#### [Directive]
Copy out all of the data below with no alterations.

Listed entries start

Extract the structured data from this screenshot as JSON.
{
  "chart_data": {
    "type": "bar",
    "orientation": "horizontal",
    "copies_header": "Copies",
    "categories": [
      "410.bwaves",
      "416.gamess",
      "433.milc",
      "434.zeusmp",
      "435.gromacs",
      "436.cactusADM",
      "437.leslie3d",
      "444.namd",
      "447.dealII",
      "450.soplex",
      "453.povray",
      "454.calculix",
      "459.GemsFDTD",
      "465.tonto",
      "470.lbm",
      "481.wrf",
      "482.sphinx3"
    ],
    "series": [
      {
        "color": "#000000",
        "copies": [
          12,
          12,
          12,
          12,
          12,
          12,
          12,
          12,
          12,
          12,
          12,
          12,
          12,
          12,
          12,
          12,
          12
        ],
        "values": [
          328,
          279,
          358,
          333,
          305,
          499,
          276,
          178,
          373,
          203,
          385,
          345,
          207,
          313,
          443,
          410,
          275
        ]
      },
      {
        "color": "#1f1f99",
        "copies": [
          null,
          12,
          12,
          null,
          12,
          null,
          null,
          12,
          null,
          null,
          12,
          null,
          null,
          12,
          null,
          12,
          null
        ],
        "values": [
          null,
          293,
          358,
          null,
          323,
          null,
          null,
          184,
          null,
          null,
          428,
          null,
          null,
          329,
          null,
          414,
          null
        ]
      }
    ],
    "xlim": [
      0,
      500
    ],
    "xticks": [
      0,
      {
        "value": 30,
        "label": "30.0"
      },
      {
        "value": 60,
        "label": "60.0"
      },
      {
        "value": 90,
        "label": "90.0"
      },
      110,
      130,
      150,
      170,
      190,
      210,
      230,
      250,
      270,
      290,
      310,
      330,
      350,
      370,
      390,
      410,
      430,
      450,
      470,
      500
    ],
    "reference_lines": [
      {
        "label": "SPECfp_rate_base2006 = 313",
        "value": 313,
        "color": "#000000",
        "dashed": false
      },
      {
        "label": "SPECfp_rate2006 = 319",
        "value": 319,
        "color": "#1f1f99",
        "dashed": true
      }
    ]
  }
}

Listed entries end

#### [Finished exercise]
Extract the structured data from this screenshot as JSON.
{
  "chart_data": {
    "type": "bar",
    "orientation": "horizontal",
    "copies_header": "Copies",
    "categories": [
      "410.bwaves",
      "416.gamess",
      "433.milc",
      "434.zeusmp",
      "435.gromacs",
      "436.cactusADM",
      "437.leslie3d",
      "444.namd",
      "447.dealII",
      "450.soplex",
      "453.povray",
      "454.calculix",
      "459.GemsFDTD",
      "465.tonto",
      "470.lbm",
      "481.wrf",
      "482.sphinx3"
    ],
    "series": [
      {
        "color": "#000000",
        "copies": [
          12,
          12,
          12,
          12,
          12,
          12,
          12,
          12,
          12,
          12,
          12,
          12,
          12,
          12,
          12,
          12,
          12
        ],
        "values": [
          328,
          279,
          358,
          333,
          305,
          499,
          276,
          178,
          373,
          203,
          385,
          345,
          207,
          313,
          443,
          410,
          275
        ]
      },
      {
        "color": "#1f1f99",
        "copies": [
          null,
          12,
          12,
          null,
          12,
          null,
          null,
          12,
          null,
          null,
          12,
          null,
          null,
          12,
          null,
          12,
          null
        ],
        "values": [
          null,
          293,
          358,
          null,
          323,
          null,
          null,
          184,
          null,
          null,
          428,
          null,
          null,
          329,
          null,
          414,
          null
        ]
      }
    ],
    "xlim": [
      0,
      500
    ],
    "xticks": [
      0,
      {
        "value": 30,
        "label": "30.0"
      },
      {
        "value": 60,
        "label": "60.0"
      },
      {
        "value": 90,
        "label": "90.0"
      },
      110,
      130,
      150,
      170,
      190,
      210,
      230,
      250,
      270,
      290,
      310,
      330,
      350,
      370,
      390,
      410,
      430,
      450,
      470,
      500
    ],
    "reference_lines": [
      {
        "label": "SPECfp_rate_base2006 = 313",
        "value": 313,
        "color": "#000000",
        "dashed": false
      },
      {
        "label": "SPECfp_rate2006 = 319",
        "value": 319,
        "color": "#1f1f99",
        "dashed": true
      }
    ]
  }
}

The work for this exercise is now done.